Aim of the task: Count how many lines contain the word "shopping". Respond with the number alone.
____________________
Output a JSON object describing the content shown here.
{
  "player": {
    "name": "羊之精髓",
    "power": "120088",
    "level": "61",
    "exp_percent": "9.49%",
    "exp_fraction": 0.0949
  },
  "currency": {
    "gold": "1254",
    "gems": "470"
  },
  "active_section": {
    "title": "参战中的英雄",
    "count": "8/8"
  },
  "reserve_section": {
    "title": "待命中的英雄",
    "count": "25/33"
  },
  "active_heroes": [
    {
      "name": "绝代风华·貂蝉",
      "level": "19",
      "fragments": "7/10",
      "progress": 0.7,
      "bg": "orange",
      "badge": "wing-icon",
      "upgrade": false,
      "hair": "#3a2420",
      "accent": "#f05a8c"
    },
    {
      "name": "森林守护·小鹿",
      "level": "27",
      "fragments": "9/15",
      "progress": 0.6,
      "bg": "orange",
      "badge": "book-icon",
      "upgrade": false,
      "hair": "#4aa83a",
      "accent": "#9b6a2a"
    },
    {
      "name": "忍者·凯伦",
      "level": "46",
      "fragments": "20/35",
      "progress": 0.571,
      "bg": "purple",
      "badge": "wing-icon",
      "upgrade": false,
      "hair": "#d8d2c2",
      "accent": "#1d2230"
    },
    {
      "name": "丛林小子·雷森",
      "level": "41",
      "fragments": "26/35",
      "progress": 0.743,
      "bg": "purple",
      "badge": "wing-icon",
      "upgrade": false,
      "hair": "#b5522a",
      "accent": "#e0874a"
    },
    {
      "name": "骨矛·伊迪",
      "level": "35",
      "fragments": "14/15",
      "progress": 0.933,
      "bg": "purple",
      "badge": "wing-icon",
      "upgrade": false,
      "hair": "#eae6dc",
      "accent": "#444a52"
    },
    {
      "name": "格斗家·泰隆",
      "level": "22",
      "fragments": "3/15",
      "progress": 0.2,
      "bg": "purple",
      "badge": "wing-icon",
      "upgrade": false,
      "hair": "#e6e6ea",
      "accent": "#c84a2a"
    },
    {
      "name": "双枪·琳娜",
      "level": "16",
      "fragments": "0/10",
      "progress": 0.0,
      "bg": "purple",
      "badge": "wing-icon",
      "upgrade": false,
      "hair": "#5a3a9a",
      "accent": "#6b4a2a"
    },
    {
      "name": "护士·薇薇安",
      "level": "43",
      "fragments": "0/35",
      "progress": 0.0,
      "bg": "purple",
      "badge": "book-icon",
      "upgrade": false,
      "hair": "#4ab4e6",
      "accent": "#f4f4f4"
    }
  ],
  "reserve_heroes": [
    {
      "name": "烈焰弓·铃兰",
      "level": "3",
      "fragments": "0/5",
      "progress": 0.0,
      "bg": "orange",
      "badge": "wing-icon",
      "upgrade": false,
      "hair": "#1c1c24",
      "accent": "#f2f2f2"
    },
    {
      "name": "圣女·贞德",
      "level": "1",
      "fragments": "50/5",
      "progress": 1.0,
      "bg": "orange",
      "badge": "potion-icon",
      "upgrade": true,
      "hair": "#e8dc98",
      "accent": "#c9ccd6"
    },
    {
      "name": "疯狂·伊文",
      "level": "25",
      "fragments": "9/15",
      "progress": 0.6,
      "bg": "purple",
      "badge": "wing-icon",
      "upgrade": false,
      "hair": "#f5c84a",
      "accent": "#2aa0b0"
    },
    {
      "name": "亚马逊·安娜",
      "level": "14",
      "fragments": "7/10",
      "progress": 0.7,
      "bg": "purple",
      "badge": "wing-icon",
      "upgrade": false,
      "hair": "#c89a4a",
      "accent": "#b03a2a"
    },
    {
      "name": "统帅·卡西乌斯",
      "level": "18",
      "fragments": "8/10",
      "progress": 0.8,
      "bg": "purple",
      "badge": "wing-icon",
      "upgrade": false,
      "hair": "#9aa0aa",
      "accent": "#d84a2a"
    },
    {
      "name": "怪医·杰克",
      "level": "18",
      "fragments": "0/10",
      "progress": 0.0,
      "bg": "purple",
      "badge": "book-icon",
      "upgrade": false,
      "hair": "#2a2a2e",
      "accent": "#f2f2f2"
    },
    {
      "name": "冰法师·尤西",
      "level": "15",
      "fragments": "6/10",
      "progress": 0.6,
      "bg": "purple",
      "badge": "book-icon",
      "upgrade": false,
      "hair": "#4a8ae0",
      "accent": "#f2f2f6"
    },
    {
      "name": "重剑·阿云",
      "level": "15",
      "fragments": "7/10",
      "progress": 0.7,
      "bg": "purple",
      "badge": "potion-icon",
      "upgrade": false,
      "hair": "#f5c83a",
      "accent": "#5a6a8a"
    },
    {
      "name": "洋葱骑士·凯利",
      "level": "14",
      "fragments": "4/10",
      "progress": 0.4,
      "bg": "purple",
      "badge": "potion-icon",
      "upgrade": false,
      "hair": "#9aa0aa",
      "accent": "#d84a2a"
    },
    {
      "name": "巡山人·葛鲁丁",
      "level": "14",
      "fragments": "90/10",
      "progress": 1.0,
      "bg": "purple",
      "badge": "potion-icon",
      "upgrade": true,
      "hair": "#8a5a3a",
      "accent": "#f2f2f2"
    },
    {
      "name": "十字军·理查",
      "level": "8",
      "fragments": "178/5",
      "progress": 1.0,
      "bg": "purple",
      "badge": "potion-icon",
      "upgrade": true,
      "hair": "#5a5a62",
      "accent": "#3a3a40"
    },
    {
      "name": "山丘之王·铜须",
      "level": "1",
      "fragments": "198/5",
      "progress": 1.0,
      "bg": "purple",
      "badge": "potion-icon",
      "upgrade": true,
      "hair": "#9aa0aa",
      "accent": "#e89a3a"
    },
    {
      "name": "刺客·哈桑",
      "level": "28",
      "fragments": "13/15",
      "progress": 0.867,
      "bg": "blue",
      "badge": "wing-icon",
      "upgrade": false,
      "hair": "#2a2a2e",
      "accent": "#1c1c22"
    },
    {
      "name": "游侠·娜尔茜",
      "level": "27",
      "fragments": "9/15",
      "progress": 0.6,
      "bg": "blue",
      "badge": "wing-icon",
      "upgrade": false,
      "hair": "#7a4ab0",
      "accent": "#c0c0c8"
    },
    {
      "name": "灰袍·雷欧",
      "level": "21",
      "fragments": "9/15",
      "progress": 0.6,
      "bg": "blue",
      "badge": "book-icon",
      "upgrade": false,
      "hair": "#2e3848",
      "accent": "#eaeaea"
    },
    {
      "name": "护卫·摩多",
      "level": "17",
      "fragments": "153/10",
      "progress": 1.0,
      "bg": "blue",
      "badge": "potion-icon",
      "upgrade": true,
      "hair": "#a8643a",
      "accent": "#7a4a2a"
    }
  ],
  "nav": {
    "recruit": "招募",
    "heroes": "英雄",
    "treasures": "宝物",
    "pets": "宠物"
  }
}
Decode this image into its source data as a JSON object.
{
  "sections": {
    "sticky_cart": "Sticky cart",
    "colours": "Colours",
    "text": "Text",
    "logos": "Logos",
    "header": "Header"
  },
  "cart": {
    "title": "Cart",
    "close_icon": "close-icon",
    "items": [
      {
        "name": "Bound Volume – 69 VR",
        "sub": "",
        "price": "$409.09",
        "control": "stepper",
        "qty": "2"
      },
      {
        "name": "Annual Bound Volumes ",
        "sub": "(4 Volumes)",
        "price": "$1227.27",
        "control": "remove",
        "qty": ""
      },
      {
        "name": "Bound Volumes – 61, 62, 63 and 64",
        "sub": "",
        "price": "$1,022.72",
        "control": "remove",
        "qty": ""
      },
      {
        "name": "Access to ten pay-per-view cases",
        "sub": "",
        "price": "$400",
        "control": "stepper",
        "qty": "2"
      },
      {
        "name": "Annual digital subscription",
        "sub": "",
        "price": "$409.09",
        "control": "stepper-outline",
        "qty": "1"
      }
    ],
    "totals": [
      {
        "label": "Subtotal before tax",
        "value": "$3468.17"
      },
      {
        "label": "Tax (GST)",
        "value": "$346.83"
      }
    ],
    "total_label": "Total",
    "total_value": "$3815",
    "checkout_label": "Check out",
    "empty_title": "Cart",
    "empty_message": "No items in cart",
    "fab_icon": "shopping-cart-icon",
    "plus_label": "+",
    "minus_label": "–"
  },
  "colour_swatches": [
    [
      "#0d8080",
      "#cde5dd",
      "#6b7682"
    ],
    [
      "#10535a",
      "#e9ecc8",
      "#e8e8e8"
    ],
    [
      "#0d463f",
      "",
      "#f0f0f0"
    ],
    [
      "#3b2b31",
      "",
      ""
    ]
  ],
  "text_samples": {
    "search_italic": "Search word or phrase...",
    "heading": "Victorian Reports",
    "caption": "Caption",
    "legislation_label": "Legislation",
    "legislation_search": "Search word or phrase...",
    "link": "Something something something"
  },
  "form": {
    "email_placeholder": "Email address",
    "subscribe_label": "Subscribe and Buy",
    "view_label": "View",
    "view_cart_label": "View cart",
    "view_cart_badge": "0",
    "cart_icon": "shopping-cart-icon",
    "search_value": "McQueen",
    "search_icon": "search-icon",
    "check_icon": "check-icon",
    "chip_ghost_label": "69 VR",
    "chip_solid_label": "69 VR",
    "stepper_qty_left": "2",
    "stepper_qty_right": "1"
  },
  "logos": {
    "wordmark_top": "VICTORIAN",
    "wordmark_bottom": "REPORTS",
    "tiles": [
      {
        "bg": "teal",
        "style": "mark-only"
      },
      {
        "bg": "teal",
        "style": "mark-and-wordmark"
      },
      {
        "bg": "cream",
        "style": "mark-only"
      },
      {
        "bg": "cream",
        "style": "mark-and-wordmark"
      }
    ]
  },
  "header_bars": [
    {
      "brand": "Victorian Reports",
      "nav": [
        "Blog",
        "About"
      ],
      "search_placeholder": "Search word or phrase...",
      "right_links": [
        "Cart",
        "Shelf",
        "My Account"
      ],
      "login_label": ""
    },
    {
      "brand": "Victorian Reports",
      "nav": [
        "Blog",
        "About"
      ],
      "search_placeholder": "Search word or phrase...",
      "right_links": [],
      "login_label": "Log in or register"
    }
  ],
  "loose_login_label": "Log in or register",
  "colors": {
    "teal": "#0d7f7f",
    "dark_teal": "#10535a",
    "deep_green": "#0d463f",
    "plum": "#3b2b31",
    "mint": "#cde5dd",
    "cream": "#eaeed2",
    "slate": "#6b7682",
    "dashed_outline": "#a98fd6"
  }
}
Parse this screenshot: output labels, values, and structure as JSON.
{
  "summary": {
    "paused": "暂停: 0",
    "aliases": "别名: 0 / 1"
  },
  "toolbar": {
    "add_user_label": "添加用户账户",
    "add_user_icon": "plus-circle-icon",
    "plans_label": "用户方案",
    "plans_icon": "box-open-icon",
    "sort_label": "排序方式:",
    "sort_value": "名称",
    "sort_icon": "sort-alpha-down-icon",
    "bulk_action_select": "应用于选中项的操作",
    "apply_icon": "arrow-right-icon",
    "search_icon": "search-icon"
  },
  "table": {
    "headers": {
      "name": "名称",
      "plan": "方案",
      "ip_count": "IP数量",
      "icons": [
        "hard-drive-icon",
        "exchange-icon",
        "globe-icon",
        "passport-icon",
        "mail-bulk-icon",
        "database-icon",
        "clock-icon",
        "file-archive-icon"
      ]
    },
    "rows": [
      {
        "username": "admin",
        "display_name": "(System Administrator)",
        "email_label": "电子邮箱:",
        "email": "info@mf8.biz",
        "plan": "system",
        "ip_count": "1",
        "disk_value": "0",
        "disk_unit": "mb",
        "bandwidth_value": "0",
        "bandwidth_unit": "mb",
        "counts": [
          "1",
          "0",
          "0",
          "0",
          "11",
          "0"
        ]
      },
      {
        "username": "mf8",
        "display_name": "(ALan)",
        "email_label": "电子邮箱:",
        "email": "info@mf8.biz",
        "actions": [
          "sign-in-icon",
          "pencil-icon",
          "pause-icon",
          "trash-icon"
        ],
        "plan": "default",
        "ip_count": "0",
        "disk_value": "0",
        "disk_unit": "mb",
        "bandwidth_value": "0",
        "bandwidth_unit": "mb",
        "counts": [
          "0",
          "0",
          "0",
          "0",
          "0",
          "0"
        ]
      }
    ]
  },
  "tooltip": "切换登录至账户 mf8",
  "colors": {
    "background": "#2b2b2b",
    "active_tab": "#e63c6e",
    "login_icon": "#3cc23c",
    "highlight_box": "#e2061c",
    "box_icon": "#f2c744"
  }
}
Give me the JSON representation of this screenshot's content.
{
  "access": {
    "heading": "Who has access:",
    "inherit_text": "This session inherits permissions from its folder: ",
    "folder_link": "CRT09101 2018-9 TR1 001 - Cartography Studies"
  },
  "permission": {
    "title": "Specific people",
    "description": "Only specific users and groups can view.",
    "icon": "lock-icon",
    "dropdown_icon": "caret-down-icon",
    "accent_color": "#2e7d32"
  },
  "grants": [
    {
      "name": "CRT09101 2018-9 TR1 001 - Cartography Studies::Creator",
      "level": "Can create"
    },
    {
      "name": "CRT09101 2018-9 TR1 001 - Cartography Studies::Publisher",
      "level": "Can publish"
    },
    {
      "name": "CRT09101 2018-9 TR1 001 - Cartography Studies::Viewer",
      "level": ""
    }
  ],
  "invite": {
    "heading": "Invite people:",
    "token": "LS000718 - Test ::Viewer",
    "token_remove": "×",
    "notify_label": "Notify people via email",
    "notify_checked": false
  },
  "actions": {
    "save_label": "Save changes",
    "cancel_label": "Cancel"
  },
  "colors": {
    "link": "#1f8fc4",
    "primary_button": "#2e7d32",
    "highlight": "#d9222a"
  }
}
____________________
Full response: 2